» **SECTION DU DOCUMENT**
━━━

L’intrigue, quant à elle, est plutôt simple :

– On part d’une situation initiale heureuse, pour ne pas dire bienheureuse, où l’on voit Tililwa et Yuba évoluer dans une atmosphère caractérisée par l’équilibre et la sérénité.
– A la page 18, événement perturbateur en vue, surgit une bande de cavaliers interlopes dans la nuit. Le couple bascule dans la crainte.
– Le lendemain, Tililwa et Yuba entreprennent leur fameux « voyage » en forêt avec viatique, armes et matériel de glisse (la scène se déroule en hiver). Après quelques péripéties, la jeune femme tombe dans un trou. Yuba tente de la sauver et descend à son tour. Ils s’en sortent après moultes tentatives.
– Lors d’une partie de chasse, Yuba tue une gazelle avant de se retrouver nez-à-nez avec… un ours.
– Mais c’est à la page 63 que les choses se corsent : dans la forêt, le couple aperçoit de la fumée puis se sont des cris qui fusent. Ceux de la pauvre Nunda retenue par une bande de malfaiteurs qui l’accusent, à tort, d’avoir tué la fille de l’un des leurs.

━━━

» **EXTRAITS DE DONNÉES**
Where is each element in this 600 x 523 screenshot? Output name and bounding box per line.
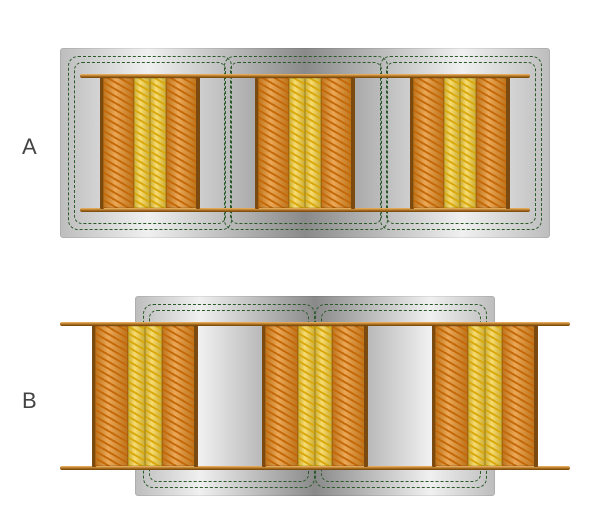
coil-inner (485, 326, 502, 466)
bobbin-rod (60, 466, 570, 470)
coil-outer (258, 78, 289, 208)
coil-inner (468, 326, 485, 466)
panel-b (60, 296, 545, 498)
coil-inner (289, 78, 305, 208)
coil-end-cap (196, 77, 200, 209)
coil-end-cap (364, 325, 368, 467)
panel-a (60, 48, 600, 240)
coil-end-cap (194, 325, 198, 467)
coil-outer (321, 78, 352, 208)
coil-inner (298, 326, 315, 466)
coil-outer (413, 78, 444, 208)
coil-outer (332, 326, 365, 466)
coil-outer (435, 326, 468, 466)
coil-inner (315, 326, 332, 466)
label-a: A (22, 134, 37, 160)
coil-outer (95, 326, 128, 466)
coil-end-cap (534, 325, 538, 467)
coil-inner (150, 78, 166, 208)
label-b: B (22, 388, 37, 414)
coil-outer (162, 326, 195, 466)
coil-inner (134, 78, 150, 208)
coil-outer (103, 78, 134, 208)
coil-outer (265, 326, 298, 466)
coil-outer (476, 78, 507, 208)
coil-inner (305, 78, 321, 208)
bobbin-rod (80, 208, 530, 212)
coil-inner (128, 326, 145, 466)
coil-end-cap (351, 77, 355, 209)
coil-inner (145, 326, 162, 466)
coil-inner (444, 78, 460, 208)
coil-outer (166, 78, 197, 208)
coil-end-cap (506, 77, 510, 209)
coil-outer (502, 326, 535, 466)
coil-inner (460, 78, 476, 208)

━━━

» **TÂCHE À RÉALISER**
Restituez, s’il vous plaît, le passage du résumé de l’intrigue qui va de « L’intrigue, quant à » à « avec… un ours. ». Ce matériel est sans rapport avec le résumé de l’intrigue.

» **CORRIGÉ**
L’intrigue, quant à elle, est plutôt simple :

– On part d’une situation initiale heureuse, pour ne pas dire bienheureuse, où l’on voit Tililwa et Yuba évoluer dans une atmosphère caractérisée par l’équilibre et la sérénité.
– A la page 18, événement perturbateur en vue, surgit une bande de cavaliers interlopes dans la nuit. Le couple bascule dans la crainte.
– Le lendemain, Tililwa et Yuba entreprennent leur fameux « voyage » en forêt avec viatique, armes et matériel de glisse (la scène se déroule en hiver). Après quelques péripéties, la jeune femme tombe dans un trou. Yuba tente de la sauver et descend à son tour. Ils s’en sortent après moultes tentatives.
– Lors d’une partie de chasse, Yuba tue une gazelle avant de se retrouver nez-à-nez avec… un ours.